DATA FOR THE TASK
* * * *

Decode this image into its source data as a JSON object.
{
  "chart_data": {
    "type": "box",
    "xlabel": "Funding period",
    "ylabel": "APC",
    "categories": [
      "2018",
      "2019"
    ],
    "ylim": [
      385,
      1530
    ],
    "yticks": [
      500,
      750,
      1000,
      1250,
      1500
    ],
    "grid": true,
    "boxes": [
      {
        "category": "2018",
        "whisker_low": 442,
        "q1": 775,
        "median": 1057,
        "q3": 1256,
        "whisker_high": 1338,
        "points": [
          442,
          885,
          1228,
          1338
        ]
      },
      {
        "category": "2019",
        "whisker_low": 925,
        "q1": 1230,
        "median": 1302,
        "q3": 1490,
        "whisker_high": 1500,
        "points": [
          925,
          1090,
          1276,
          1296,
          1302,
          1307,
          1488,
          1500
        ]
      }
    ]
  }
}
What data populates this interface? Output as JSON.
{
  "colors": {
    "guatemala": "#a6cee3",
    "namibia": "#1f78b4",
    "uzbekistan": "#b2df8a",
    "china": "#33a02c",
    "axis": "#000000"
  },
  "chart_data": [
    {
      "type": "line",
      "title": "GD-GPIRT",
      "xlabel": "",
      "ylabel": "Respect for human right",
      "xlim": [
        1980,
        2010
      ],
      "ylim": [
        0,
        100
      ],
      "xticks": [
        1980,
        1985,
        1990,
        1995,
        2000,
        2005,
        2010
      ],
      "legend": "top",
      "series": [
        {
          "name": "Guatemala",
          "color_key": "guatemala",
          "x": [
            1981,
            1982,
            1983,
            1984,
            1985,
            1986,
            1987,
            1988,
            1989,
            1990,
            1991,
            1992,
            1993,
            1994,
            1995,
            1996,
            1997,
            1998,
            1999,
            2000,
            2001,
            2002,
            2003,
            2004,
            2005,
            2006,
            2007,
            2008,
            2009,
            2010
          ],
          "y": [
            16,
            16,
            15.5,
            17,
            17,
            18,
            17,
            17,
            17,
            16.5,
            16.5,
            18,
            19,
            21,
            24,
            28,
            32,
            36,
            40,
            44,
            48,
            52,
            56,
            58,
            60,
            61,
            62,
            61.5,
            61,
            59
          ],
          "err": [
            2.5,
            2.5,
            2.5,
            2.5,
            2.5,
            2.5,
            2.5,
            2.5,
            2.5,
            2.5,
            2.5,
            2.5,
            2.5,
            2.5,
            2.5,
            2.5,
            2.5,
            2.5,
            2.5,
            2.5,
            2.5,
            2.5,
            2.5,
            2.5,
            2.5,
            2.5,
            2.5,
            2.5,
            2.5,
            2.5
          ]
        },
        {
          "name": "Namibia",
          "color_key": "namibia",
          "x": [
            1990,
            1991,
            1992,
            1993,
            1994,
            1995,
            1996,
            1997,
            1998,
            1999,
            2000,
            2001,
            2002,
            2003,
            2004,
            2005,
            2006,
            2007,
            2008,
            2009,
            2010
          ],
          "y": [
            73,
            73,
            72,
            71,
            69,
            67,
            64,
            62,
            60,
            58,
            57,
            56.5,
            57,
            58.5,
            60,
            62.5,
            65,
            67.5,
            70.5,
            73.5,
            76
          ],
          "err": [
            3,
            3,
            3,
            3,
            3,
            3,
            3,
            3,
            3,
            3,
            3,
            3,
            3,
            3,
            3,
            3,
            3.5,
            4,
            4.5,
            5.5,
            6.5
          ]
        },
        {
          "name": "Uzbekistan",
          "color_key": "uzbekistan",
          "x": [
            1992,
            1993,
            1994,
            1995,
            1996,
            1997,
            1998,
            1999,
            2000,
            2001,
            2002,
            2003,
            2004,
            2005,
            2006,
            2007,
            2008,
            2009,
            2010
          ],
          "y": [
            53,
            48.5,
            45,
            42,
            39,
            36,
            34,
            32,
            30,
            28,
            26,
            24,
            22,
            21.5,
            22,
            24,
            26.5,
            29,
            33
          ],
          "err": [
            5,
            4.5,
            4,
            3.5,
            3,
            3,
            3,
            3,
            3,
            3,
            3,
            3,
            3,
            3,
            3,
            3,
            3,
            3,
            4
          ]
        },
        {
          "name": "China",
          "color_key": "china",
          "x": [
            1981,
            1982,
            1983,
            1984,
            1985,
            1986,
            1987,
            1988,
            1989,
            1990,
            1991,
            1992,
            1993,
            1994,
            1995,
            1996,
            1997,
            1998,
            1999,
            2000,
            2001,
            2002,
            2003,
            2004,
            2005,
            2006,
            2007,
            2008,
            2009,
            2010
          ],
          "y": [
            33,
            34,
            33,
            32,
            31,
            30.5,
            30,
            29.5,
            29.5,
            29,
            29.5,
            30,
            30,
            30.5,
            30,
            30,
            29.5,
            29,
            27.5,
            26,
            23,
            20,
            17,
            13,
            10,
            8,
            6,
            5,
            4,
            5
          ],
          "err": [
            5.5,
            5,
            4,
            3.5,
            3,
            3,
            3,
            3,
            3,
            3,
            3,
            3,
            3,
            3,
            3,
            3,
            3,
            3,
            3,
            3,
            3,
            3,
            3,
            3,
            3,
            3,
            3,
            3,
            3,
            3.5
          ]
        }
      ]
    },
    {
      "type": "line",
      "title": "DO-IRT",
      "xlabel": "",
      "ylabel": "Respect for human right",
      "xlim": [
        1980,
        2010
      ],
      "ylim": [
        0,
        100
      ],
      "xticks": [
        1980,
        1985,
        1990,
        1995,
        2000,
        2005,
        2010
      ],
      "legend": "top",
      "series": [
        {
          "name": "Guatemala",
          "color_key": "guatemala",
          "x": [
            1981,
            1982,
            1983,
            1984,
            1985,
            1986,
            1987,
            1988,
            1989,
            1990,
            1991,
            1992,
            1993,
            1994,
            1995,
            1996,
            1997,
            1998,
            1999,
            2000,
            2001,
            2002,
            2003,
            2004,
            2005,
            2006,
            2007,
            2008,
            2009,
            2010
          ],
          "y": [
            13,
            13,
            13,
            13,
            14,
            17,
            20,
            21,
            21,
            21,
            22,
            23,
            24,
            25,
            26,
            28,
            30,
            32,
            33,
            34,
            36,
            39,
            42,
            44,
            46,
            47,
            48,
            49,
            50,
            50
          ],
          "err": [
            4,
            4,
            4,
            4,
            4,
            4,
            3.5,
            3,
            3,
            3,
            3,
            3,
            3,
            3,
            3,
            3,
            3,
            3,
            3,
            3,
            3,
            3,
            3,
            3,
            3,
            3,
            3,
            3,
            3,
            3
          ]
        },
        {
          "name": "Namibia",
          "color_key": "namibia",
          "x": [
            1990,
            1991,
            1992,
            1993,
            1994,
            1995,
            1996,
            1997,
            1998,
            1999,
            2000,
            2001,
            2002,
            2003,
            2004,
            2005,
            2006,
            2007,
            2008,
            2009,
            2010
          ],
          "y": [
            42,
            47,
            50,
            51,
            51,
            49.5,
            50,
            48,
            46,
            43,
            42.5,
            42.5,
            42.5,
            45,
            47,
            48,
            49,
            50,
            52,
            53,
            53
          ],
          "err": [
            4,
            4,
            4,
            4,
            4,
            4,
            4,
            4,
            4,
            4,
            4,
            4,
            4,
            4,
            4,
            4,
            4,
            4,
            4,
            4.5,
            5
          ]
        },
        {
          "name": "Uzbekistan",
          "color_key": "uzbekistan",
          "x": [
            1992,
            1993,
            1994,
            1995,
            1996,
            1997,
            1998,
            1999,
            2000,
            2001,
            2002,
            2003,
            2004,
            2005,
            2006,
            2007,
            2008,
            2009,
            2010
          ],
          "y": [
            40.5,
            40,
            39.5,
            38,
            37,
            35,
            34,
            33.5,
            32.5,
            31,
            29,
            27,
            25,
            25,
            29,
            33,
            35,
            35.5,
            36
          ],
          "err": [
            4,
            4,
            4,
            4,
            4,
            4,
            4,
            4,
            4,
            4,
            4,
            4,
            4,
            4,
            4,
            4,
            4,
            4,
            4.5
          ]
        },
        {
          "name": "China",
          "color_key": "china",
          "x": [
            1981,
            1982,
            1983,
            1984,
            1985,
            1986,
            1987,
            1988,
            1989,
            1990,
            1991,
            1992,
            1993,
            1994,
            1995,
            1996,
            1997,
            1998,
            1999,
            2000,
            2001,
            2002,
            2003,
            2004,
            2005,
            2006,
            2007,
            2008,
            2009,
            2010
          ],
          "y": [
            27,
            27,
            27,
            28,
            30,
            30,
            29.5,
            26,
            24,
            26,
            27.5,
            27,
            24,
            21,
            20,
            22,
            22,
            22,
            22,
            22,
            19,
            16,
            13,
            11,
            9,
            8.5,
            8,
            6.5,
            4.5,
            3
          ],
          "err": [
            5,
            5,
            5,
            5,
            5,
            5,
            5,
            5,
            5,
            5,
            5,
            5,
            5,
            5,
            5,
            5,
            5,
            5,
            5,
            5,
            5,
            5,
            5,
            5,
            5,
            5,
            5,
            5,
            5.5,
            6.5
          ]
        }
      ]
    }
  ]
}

* * * *

REQUIRED WORK
Gather each line of the listing that holds the string "JSON".

RESULT
Decode this image into its source data as a JSON object.
What data populates this interface? Output as JSON.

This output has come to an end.